▶ _INSTRUCTIONS TO FOLLOW_
Using the data below, copy every line that contains the word "water".

Rows from a figure dataset:

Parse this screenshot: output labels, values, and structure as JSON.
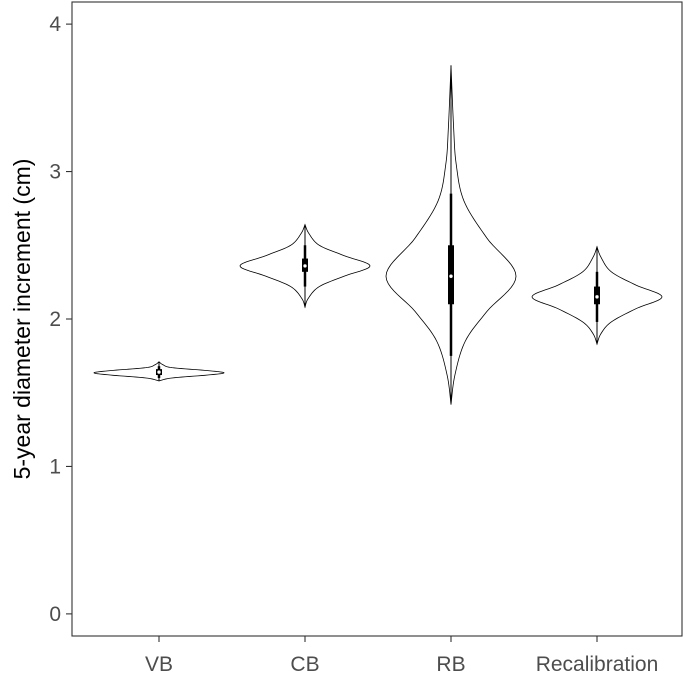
{
  "chart_data": {
    "type": "violin",
    "title": "",
    "xlabel": "",
    "ylabel": "5-year diameter increment (cm)",
    "ylim": [
      -0.15,
      4.15
    ],
    "yticks": [
      0,
      1,
      2,
      3,
      4
    ],
    "ytick_labels": [
      "0",
      "1",
      "2",
      "3",
      "4"
    ],
    "grid": false,
    "legend": "none",
    "categories": [
      "VB",
      "CB",
      "RB",
      "Recalibration"
    ],
    "series": [
      {
        "category": "VB",
        "min": 1.58,
        "max": 1.71,
        "q1": 1.62,
        "median": 1.64,
        "q3": 1.66,
        "whisker_low": 1.6,
        "whisker_high": 1.68,
        "density": [
          [
            1.58,
            0.0
          ],
          [
            1.6,
            0.2
          ],
          [
            1.62,
            0.75
          ],
          [
            1.635,
            1.0
          ],
          [
            1.65,
            0.75
          ],
          [
            1.67,
            0.2
          ],
          [
            1.69,
            0.06
          ],
          [
            1.71,
            0.0
          ]
        ]
      },
      {
        "category": "CB",
        "min": 2.08,
        "max": 2.64,
        "q1": 2.32,
        "median": 2.36,
        "q3": 2.41,
        "whisker_low": 2.22,
        "whisker_high": 2.5,
        "density": [
          [
            2.08,
            0.0
          ],
          [
            2.14,
            0.05
          ],
          [
            2.22,
            0.22
          ],
          [
            2.29,
            0.6
          ],
          [
            2.36,
            1.0
          ],
          [
            2.43,
            0.6
          ],
          [
            2.5,
            0.22
          ],
          [
            2.58,
            0.06
          ],
          [
            2.64,
            0.0
          ]
        ]
      },
      {
        "category": "RB",
        "min": 1.42,
        "max": 3.72,
        "q1": 2.1,
        "median": 2.29,
        "q3": 2.5,
        "whisker_low": 1.75,
        "whisker_high": 2.85,
        "density": [
          [
            1.42,
            0.0
          ],
          [
            1.62,
            0.06
          ],
          [
            1.85,
            0.22
          ],
          [
            2.05,
            0.55
          ],
          [
            2.29,
            1.0
          ],
          [
            2.55,
            0.55
          ],
          [
            2.8,
            0.2
          ],
          [
            3.05,
            0.08
          ],
          [
            3.3,
            0.04
          ],
          [
            3.72,
            0.0
          ]
        ]
      },
      {
        "category": "Recalibration",
        "min": 1.83,
        "max": 2.49,
        "q1": 2.1,
        "median": 2.15,
        "q3": 2.22,
        "whisker_low": 1.98,
        "whisker_high": 2.32,
        "density": [
          [
            1.83,
            0.0
          ],
          [
            1.9,
            0.06
          ],
          [
            1.98,
            0.22
          ],
          [
            2.07,
            0.6
          ],
          [
            2.15,
            1.0
          ],
          [
            2.23,
            0.6
          ],
          [
            2.32,
            0.22
          ],
          [
            2.42,
            0.06
          ],
          [
            2.49,
            0.0
          ]
        ]
      }
    ]
  }
}
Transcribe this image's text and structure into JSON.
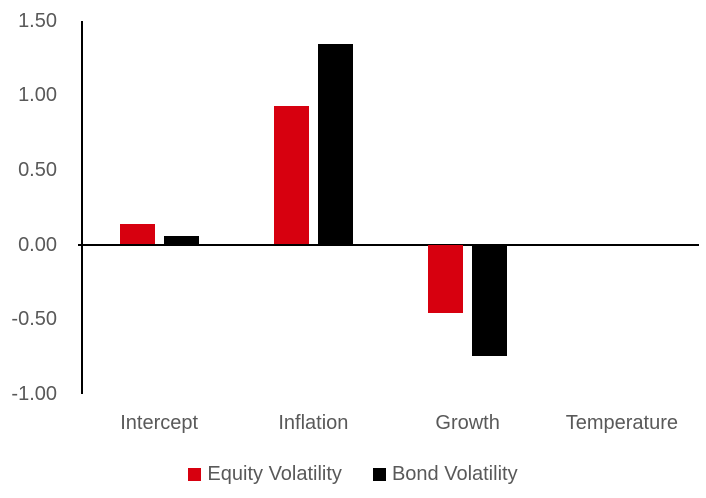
{
  "chart_data": {
    "type": "bar",
    "title": "",
    "xlabel": "",
    "ylabel": "",
    "categories": [
      "Intercept",
      "Inflation",
      "Growth",
      "Temperature"
    ],
    "series": [
      {
        "name": "Equity Volatility",
        "color": "#D7000F",
        "values": [
          0.14,
          0.93,
          -0.46,
          0.0
        ]
      },
      {
        "name": "Bond Volatility",
        "color": "#000000",
        "values": [
          0.06,
          1.34,
          -0.75,
          0.0
        ]
      }
    ],
    "ylim": [
      -1.0,
      1.5
    ],
    "yticks": [
      {
        "value": 1.5,
        "label": "1.50"
      },
      {
        "value": 1.0,
        "label": "1.00"
      },
      {
        "value": 0.5,
        "label": "0.50"
      },
      {
        "value": 0.0,
        "label": "0.00"
      },
      {
        "value": -0.5,
        "label": "-0.50"
      },
      {
        "value": -1.0,
        "label": "-1.00"
      }
    ],
    "grid": false,
    "legend_position": "bottom"
  },
  "colors": {
    "axis": "#000000",
    "tick_text": "#595959",
    "background": "#FFFFFF"
  }
}
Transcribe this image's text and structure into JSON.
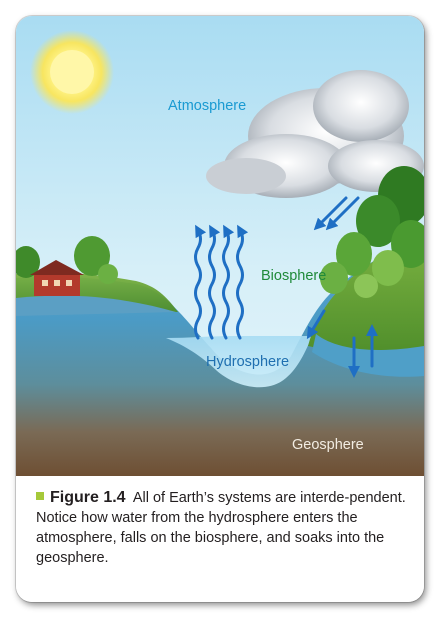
{
  "diagram": {
    "labels": {
      "atmosphere": "Atmosphere",
      "biosphere": "Biosphere",
      "hydrosphere": "Hydrosphere",
      "geosphere": "Geosphere"
    },
    "colors": {
      "atmosphere_text": "#1a9ad2",
      "biosphere_text": "#1f8a3a",
      "hydrosphere_text": "#1f6fb0",
      "geosphere_text": "#f2ece2",
      "arrow": "#1f6fc4",
      "water": "#8fd0ee",
      "ground_top": "#6fa9c7",
      "ground_bottom": "#7a5a3c",
      "sky": "#bde4f4",
      "bullet": "#a6c93a"
    },
    "icons": [
      "sun-icon",
      "cloud-icon",
      "house-icon",
      "tree-icon"
    ]
  },
  "caption": {
    "figure_label": "Figure 1.4",
    "text": "All of Earth’s systems are interde-pendent. Notice how water from the hydrosphere enters the atmosphere, falls on the biosphere, and soaks into the geosphere."
  }
}
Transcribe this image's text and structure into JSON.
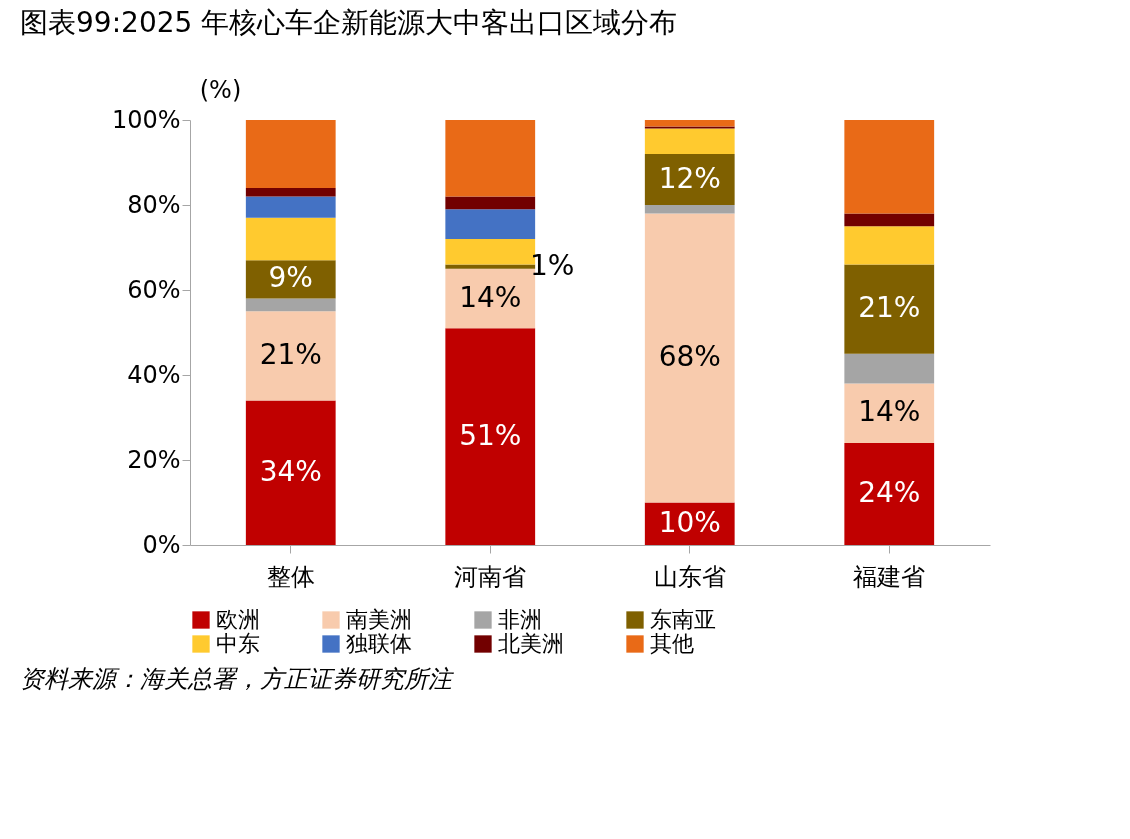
{
  "chart_data": {
    "type": "bar",
    "stacked": true,
    "title": "图表99:2025 年核心车企新能源大中客出口区域分布",
    "ylabel": "(%)",
    "categories": [
      "整体",
      "河南省",
      "山东省",
      "福建省"
    ],
    "series": [
      {
        "name": "欧洲",
        "color": "#c00000",
        "values": [
          34,
          51,
          10,
          24
        ],
        "value_labels": [
          "34%",
          "51%",
          "10%",
          "24%"
        ]
      },
      {
        "name": "南美洲",
        "color": "#f8cbad",
        "values": [
          21,
          14,
          68,
          14
        ],
        "value_labels": [
          "21%",
          "14%",
          "68%",
          "14%"
        ]
      },
      {
        "name": "非洲",
        "color": "#a5a5a5",
        "values": [
          3,
          0,
          2,
          7
        ]
      },
      {
        "name": "东南亚",
        "color": "#7f6000",
        "values": [
          9,
          1,
          12,
          21
        ],
        "value_labels": [
          "9%",
          "1%",
          "12%",
          "21%"
        ]
      },
      {
        "name": "中东",
        "color": "#ffca2f",
        "values": [
          10,
          6,
          6,
          9
        ]
      },
      {
        "name": "独联体",
        "color": "#4472c4",
        "values": [
          5,
          7,
          0,
          0
        ]
      },
      {
        "name": "北美洲",
        "color": "#720000",
        "values": [
          2,
          3,
          0.5,
          3
        ]
      },
      {
        "name": "其他",
        "color": "#e96a17",
        "values": [
          16,
          18,
          1.5,
          22
        ]
      }
    ],
    "ylim": [
      0,
      100
    ],
    "yticks": [
      {
        "value": 0,
        "label": "0%"
      },
      {
        "value": 20,
        "label": "20%"
      },
      {
        "value": 40,
        "label": "40%"
      },
      {
        "value": 60,
        "label": "60%"
      },
      {
        "value": 80,
        "label": "80%"
      },
      {
        "value": 100,
        "label": "100%"
      }
    ],
    "grid": false,
    "legend": "bottom",
    "annotations": [
      "资料来源：海关总署，方正证券研究所注"
    ]
  }
}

▶ _SOLUTION BELOW_
      "water": "#8fd0ee",
    "text": "All of Earth’s systems are interde-pendent. Notice how water from the hydrosphere enters the atmosphere, falls on the biosphere, and soaks into the geosphere."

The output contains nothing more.